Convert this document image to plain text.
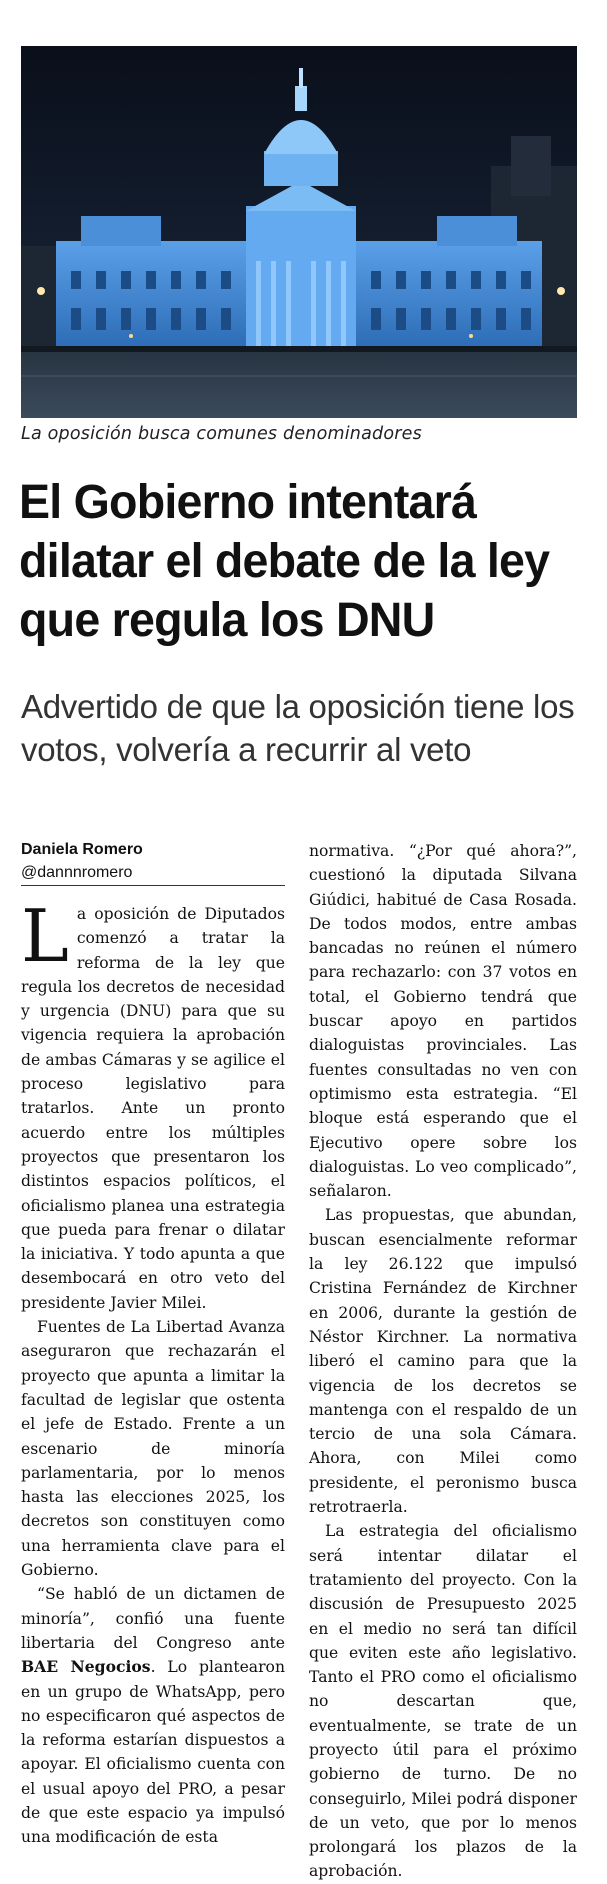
La oposición busca comunes denominadores
El Gobierno intentará dilatar el debate de la ley que regula los DNU
Advertido de que la oposición tiene los votos, volvería a recurrir al veto
Daniela Romero
@dannnromero

La oposición de Diputados comenzó a tratar la reforma de la ley que regula los decretos de necesidad y urgencia (DNU) para que su vigencia requiera la aprobación de ambas Cámaras y se agilice el proceso legislativo para tratarlos. Ante un pronto acuerdo entre los múltiples proyectos que presentaron los distintos espacios políticos, el oficialismo planea una estrategia que pueda para frenar o dilatar la iniciativa. Y todo apunta a que desembocará en otro veto del presidente Javier Milei.

Fuentes de La Libertad Avanza aseguraron que rechazarán el proyecto que apunta a limitar la facultad de legislar que ostenta el jefe de Estado. Frente a un escenario de minoría parlamentaria, por lo menos hasta las elecciones 2025, los decretos son constituyen como una herramienta clave para el Gobierno.

“Se habló de un dictamen de minoría”, confió una fuente libertaria del Congreso ante BAE Negocios. Lo plantearon en un grupo de WhatsApp, pero no especificaron qué aspectos de la reforma estarían dispuestos a apoyar. El oficialismo cuenta con el usual apoyo del PRO, a pesar de que este espacio ya impulsó una modificación de esta

normativa. “¿Por qué ahora?”, cuestionó la diputada Silvana Giúdici, habitué de Casa Rosada. De todos modos, entre ambas bancadas no reúnen el número para rechazarlo: con 37 votos en total, el Gobierno tendrá que buscar apoyo en partidos dialoguistas provinciales. Las fuentes consultadas no ven con optimismo esta estrategia. “El bloque está esperando que el Ejecutivo opere sobre los dialoguistas. Lo veo complicado”, señalaron.

Las propuestas, que abundan, buscan esencialmente reformar la ley 26.122 que impulsó Cristina Fernández de Kirchner en 2006, durante la gestión de Néstor Kirchner. La normativa liberó el camino para que la vigencia de los decretos se mantenga con el respaldo de un tercio de una sola Cámara. Ahora, con Milei como presidente, el peronismo busca retrotraerla.

La estrategia del oficialismo será intentar dilatar el tratamiento del proyecto. Con la discusión de Presupuesto 2025 en el medio no será tan difícil que eviten este año legislativo. Tanto el PRO como el oficialismo no descartan que, eventualmente, se trate de un proyecto útil para el próximo gobierno de turno. De no conseguirlo, Milei podrá disponer de un veto, que por lo menos prolongará los plazos de la aprobación.
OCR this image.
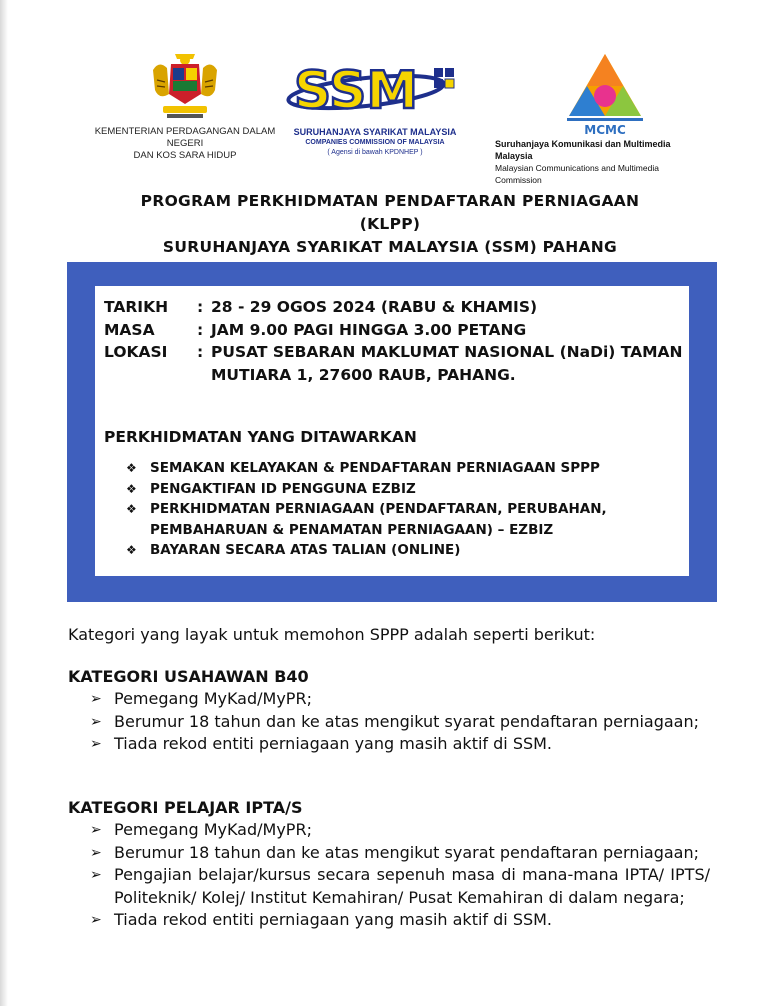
KEMENTERIAN PERDAGANGAN DALAM NEGERI
DAN KOS SARA HIDUP
SSM
SURUHANJAYA SYARIKAT MALAYSIA
COMPANIES COMMISSION OF MALAYSIA
( Agensi di bawah KPDNHEP )
MCMC
Suruhanjaya Komunikasi dan Multimedia Malaysia
Malaysian Communications and Multimedia Commission
PROGRAM PERKHIDMATAN PENDAFTARAN PERNIAGAAN
(KLPP)
SURUHANJAYA SYARIKAT MALAYSIA (SSM) PAHANG
TARIKH	: 28 - 29 OGOS 2024 (RABU & KHAMIS)
MASA	: JAM 9.00 PAGI HINGGA 3.00 PETANG
LOKASI	: PUSAT SEBARAN MAKLUMAT NASIONAL (NaDi) TAMAN MUTIARA 1, 27600 RAUB, PAHANG.
PERKHIDMATAN YANG DITAWARKAN
❖ SEMAKAN KELAYAKAN & PENDAFTARAN PERNIAGAAN SPPP
❖ PENGAKTIFAN ID PENGGUNA EZBIZ
❖ PERKHIDMATAN PERNIAGAAN (PENDAFTARAN, PERUBAHAN, PEMBAHARUAN & PENAMATAN PERNIAGAAN) – EZBIZ
❖ BAYARAN SECARA ATAS TALIAN (ONLINE)
Kategori yang layak untuk memohon SPPP adalah seperti berikut:
KATEGORI USAHAWAN B40
➢ Pemegang MyKad/MyPR;
➢ Berumur 18 tahun dan ke atas mengikut syarat pendaftaran perniagaan;
➢ Tiada rekod entiti perniagaan yang masih aktif di SSM.
KATEGORI PELAJAR IPTA/S
➢ Pemegang MyKad/MyPR;
➢ Berumur 18 tahun dan ke atas mengikut syarat pendaftaran perniagaan;
➢ Pengajian belajar/kursus secara sepenuh masa di mana-mana IPTA/ IPTS/ Politeknik/ Kolej/ Institut Kemahiran/ Pusat Kemahiran di dalam negara;
➢ Tiada rekod entiti perniagaan yang masih aktif di SSM.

----

The records above are to be reproduced exactly; the pictures are to be left out.

Convert this document image to plain text.
La oposición busca comunes denominadores
El Gobierno intentará dilatar el debate de la ley que regula los DNU
Advertido de que la oposición tiene los votos, volvería a recurrir al veto
Daniela Romero
@dannnromero

La oposición de Diputados comenzó a tratar la reforma de la ley que regula los decretos de necesidad y urgencia (DNU) para que su vigencia requiera la aprobación de ambas Cámaras y se agilice el proceso legislativo para tratarlos. Ante un pronto acuerdo entre los múltiples proyectos que presentaron los distintos espacios políticos, el oficialismo planea una estrategia que pueda para frenar o dilatar la iniciativa. Y todo apunta a que desembocará en otro veto del presidente Javier Milei.

Fuentes de La Libertad Avanza aseguraron que rechazarán el proyecto que apunta a limitar la facultad de legislar que ostenta el jefe de Estado. Frente a un escenario de minoría parlamentaria, por lo menos hasta las elecciones 2025, los decretos son constituyen como una herramienta clave para el Gobierno.

“Se habló de un dictamen de minoría”, confió una fuente libertaria del Congreso ante BAE Negocios. Lo plantearon en un grupo de WhatsApp, pero no especificaron qué aspectos de la reforma estarían dispuestos a apoyar. El oficialismo cuenta con el usual apoyo del PRO, a pesar de que este espacio ya impulsó una modificación de esta

normativa. “¿Por qué ahora?”, cuestionó la diputada Silvana Giúdici, habitué de Casa Rosada. De todos modos, entre ambas bancadas no reúnen el número para rechazarlo: con 37 votos en total, el Gobierno tendrá que buscar apoyo en partidos dialoguistas provinciales. Las fuentes consultadas no ven con optimismo esta estrategia. “El bloque está esperando que el Ejecutivo opere sobre los dialoguistas. Lo veo complicado”, señalaron.

Las propuestas, que abundan, buscan esencialmente reformar la ley 26.122 que impulsó Cristina Fernández de Kirchner en 2006, durante la gestión de Néstor Kirchner. La normativa liberó el camino para que la vigencia de los decretos se mantenga con el respaldo de un tercio de una sola Cámara. Ahora, con Milei como presidente, el peronismo busca retrotraerla.

La estrategia del oficialismo será intentar dilatar el tratamiento del proyecto. Con la discusión de Presupuesto 2025 en el medio no será tan difícil que eviten este año legislativo. Tanto el PRO como el oficialismo no descartan que, eventualmente, se trate de un proyecto útil para el próximo gobierno de turno. De no conseguirlo, Milei podrá disponer de un veto, que por lo menos prolongará los plazos de la aprobación.
OCR this image.
KEMENTERIAN PERDAGANGAN DALAM NEGERI
DAN KOS SARA HIDUP
SSM
SURUHANJAYA SYARIKAT MALAYSIA
COMPANIES COMMISSION OF MALAYSIA
( Agensi di bawah KPDNHEP )
MCMC
Suruhanjaya Komunikasi dan Multimedia Malaysia
Malaysian Communications and Multimedia Commission
PROGRAM PERKHIDMATAN PENDAFTARAN PERNIAGAAN
(KLPP)
SURUHANJAYA SYARIKAT MALAYSIA (SSM) PAHANG
TARIKH	: 28 - 29 OGOS 2024 (RABU & KHAMIS)
MASA	: JAM 9.00 PAGI HINGGA 3.00 PETANG
LOKASI	: PUSAT SEBARAN MAKLUMAT NASIONAL (NaDi) TAMAN MUTIARA 1, 27600 RAUB, PAHANG.
PERKHIDMATAN YANG DITAWARKAN
❖ SEMAKAN KELAYAKAN & PENDAFTARAN PERNIAGAAN SPPP
❖ PENGAKTIFAN ID PENGGUNA EZBIZ
❖ PERKHIDMATAN PERNIAGAAN (PENDAFTARAN, PERUBAHAN, PEMBAHARUAN & PENAMATAN PERNIAGAAN) – EZBIZ
❖ BAYARAN SECARA ATAS TALIAN (ONLINE)
Kategori yang layak untuk memohon SPPP adalah seperti berikut:
KATEGORI USAHAWAN B40
➢ Pemegang MyKad/MyPR;
➢ Berumur 18 tahun dan ke atas mengikut syarat pendaftaran perniagaan;
➢ Tiada rekod entiti perniagaan yang masih aktif di SSM.
KATEGORI PELAJAR IPTA/S
➢ Pemegang MyKad/MyPR;
➢ Berumur 18 tahun dan ke atas mengikut syarat pendaftaran perniagaan;
➢ Pengajian belajar/kursus secara sepenuh masa di mana-mana IPTA/ IPTS/ Politeknik/ Kolej/ Institut Kemahiran/ Pusat Kemahiran di dalam negara;
➢ Tiada rekod entiti perniagaan yang masih aktif di SSM.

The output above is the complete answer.